### TASK TO COMPLETE
From the entries that follow, gather each line holding the word "Üniversitesi".

START

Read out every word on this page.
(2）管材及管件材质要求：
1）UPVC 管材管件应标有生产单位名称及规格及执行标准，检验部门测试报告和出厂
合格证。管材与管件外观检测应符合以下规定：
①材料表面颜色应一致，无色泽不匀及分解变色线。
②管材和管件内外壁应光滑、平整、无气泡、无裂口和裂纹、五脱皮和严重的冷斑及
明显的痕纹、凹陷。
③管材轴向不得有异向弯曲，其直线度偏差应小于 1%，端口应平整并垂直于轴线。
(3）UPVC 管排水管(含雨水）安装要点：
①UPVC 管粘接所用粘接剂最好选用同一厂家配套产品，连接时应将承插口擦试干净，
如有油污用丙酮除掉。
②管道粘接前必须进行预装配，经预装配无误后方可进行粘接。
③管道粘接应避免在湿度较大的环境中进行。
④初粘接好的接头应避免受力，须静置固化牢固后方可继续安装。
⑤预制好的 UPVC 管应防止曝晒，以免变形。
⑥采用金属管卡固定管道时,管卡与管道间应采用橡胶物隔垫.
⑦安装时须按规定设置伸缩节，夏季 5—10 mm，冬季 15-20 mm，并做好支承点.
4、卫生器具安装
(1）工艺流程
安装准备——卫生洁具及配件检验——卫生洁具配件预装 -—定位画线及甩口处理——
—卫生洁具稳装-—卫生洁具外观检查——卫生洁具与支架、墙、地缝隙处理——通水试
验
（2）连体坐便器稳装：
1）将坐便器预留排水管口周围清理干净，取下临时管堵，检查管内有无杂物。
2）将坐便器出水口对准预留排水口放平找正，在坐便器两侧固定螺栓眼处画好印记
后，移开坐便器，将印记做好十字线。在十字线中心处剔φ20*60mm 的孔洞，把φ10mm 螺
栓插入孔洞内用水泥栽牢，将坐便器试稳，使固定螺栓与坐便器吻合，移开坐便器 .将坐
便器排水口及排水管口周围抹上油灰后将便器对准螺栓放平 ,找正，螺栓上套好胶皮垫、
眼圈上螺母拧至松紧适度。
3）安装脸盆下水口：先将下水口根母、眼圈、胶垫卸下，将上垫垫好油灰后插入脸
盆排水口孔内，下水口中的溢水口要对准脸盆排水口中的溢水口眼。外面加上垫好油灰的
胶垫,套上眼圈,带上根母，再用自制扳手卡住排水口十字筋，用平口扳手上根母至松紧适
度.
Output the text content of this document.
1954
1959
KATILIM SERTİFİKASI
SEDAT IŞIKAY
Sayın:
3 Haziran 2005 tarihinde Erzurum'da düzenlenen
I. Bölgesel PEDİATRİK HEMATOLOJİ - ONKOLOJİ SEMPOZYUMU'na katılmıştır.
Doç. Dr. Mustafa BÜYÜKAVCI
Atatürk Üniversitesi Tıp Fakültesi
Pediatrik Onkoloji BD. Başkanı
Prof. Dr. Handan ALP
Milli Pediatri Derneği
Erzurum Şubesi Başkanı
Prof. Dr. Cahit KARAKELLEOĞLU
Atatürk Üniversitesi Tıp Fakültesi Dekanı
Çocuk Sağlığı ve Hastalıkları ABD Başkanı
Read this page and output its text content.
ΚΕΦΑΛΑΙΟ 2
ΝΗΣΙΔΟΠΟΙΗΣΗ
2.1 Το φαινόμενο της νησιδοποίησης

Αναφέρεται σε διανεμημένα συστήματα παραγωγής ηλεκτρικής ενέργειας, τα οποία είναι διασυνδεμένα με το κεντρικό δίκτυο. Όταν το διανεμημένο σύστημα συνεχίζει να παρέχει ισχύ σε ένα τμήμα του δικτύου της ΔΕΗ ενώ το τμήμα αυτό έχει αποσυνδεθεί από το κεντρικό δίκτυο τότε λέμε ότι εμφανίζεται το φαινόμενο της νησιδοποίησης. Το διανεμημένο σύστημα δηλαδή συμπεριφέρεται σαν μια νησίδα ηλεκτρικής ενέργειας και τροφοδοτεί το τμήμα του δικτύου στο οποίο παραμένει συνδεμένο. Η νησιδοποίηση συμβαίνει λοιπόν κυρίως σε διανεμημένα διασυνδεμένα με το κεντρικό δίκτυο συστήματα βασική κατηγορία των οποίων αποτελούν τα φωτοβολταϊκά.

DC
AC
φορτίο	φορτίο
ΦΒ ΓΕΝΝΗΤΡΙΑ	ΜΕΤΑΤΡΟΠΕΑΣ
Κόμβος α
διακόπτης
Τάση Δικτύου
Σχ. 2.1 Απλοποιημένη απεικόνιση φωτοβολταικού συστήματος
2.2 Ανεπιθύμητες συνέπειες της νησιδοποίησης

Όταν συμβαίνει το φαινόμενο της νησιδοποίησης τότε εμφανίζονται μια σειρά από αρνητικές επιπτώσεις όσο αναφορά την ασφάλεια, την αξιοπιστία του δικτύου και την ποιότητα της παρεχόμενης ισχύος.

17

END

### WRITTEN SOLUTION
Atatürk Üniversitesi Tıp Fakültesi
Atatürk Üniversitesi Tıp Fakültesi Dekanı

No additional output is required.